• Short exercise: Extract all lines in the data that contain the word "două".

-- start of Data for processing --

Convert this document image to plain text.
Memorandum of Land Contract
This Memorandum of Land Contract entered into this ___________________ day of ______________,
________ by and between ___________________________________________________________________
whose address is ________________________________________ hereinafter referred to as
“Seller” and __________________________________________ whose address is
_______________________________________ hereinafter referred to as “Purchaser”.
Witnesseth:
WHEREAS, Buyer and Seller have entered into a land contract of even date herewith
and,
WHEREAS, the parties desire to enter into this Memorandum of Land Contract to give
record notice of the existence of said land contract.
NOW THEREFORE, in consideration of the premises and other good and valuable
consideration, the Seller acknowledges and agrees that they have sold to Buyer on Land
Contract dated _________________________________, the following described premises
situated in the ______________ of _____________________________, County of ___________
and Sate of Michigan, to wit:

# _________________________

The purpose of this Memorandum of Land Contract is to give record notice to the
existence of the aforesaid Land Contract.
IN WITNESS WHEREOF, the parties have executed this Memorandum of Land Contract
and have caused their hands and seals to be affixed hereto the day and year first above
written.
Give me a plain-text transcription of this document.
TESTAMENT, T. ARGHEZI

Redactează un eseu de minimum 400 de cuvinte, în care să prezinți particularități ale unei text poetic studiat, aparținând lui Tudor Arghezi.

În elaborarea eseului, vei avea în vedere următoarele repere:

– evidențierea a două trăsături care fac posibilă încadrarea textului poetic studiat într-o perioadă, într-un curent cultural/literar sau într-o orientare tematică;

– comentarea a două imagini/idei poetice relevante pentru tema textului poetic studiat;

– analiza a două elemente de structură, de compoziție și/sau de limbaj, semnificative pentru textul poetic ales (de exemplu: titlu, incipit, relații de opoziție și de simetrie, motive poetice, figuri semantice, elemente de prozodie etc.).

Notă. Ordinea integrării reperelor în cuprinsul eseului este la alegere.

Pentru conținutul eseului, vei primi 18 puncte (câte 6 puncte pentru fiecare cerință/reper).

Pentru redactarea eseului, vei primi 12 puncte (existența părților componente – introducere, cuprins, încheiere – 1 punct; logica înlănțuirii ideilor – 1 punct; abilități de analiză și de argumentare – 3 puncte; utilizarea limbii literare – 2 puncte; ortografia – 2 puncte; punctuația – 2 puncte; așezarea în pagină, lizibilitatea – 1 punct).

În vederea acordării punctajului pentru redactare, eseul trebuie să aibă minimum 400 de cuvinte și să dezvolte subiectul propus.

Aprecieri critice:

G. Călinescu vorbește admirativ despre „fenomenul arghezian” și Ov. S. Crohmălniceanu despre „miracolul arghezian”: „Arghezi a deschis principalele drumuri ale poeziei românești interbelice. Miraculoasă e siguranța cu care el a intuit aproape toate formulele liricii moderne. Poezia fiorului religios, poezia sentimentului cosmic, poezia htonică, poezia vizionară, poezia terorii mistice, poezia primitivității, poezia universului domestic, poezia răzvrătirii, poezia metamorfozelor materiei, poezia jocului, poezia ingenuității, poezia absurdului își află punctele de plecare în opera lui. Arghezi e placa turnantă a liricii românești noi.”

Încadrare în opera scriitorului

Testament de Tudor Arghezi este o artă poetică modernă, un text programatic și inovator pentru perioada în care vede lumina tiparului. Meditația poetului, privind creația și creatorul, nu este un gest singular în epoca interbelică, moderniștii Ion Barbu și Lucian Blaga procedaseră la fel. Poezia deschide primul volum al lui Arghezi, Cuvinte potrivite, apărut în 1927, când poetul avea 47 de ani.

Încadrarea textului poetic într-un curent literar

-- end of Data for processing --

• In response:
– evidențierea a două trăsături care fac posibilă încadrarea textului poetic studiat într-o perioadă, într-un curent cultural/literar sau într-o orientare tematică;
– comentarea a două imagini/idei poetice relevante pentru tema textului poetic studiat;
– analiza a două elemente de structură, de compoziție și/sau de limbaj, semnificative pentru textul poetic ales (de exemplu: titlu, incipit, relații de opoziție și de simetrie, motive poetice, figuri semantice, elemente de prozodie etc.).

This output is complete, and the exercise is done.